### The problem
Can you transcribe every entry word for word, skipping the images?

╔══

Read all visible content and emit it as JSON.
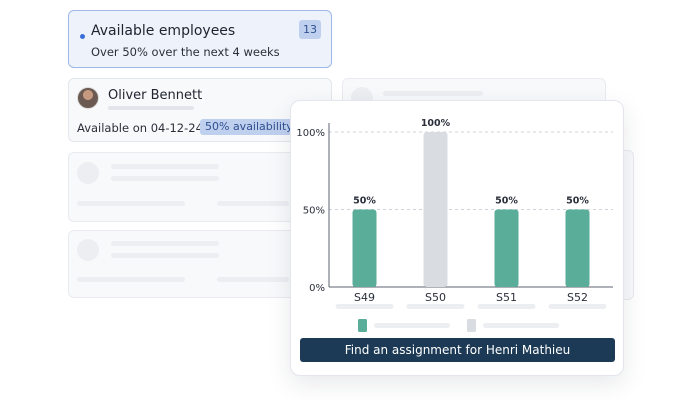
{
  "available": {
    "title": "Available employees",
    "subtitle": "Over 50% over the next 4 weeks",
    "count": "13"
  },
  "person": {
    "name": "Oliver Bennett",
    "available_on": "Available on 04-12-24",
    "availability_badge": "50% availability"
  },
  "chart_data": {
    "type": "bar",
    "categories": [
      "S49",
      "S50",
      "S51",
      "S52"
    ],
    "values": [
      50,
      100,
      50,
      50
    ],
    "value_labels": [
      "50%",
      "100%",
      "50%",
      "50%"
    ],
    "bar_colors": [
      "#5aae99",
      "#d9dce1",
      "#5aae99",
      "#5aae99"
    ],
    "yticks": [
      "0%",
      "50%",
      "100%"
    ],
    "ytick_values": [
      0,
      50,
      100
    ],
    "ylim": [
      0,
      100
    ],
    "grid": "dashed-horizontal",
    "legend_colors": [
      "#5aae99",
      "#d9dce1"
    ]
  },
  "cta": {
    "label": "Find an assignment for Henri Mathieu"
  }
}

╚══

### Exercise response
Read all visible content and emit it as JSON.
{
  "available": {
    "title": "Available employees",
    "subtitle": "Over 50% over the next 4 weeks",
    "count": "13"
  },
  "person": {
    "name": "Oliver Bennett",
    "available_on": "Available on 04-12-24",
    "availability_badge": "50% availability"
  },
  "chart_data": {
    "type": "bar",
    "categories": [
      "S49",
      "S50",
      "S51",
      "S52"
    ],
    "values": [
      50,
      100,
      50,
      50
    ],
    "value_labels": [
      "50%",
      "100%",
      "50%",
      "50%"
    ],
    "bar_colors": [
      "#5aae99",
      "#d9dce1",
      "#5aae99",
      "#5aae99"
    ],
    "yticks": [
      "0%",
      "50%",
      "100%"
    ],
    "ytick_values": [
      0,
      50,
      100
    ],
    "ylim": [
      0,
      100
    ],
    "grid": "dashed-horizontal",
    "legend_colors": [
      "#5aae99",
      "#d9dce1"
    ]
  },
  "cta": {
    "label": "Find an assignment for Henri Mathieu"
  }
}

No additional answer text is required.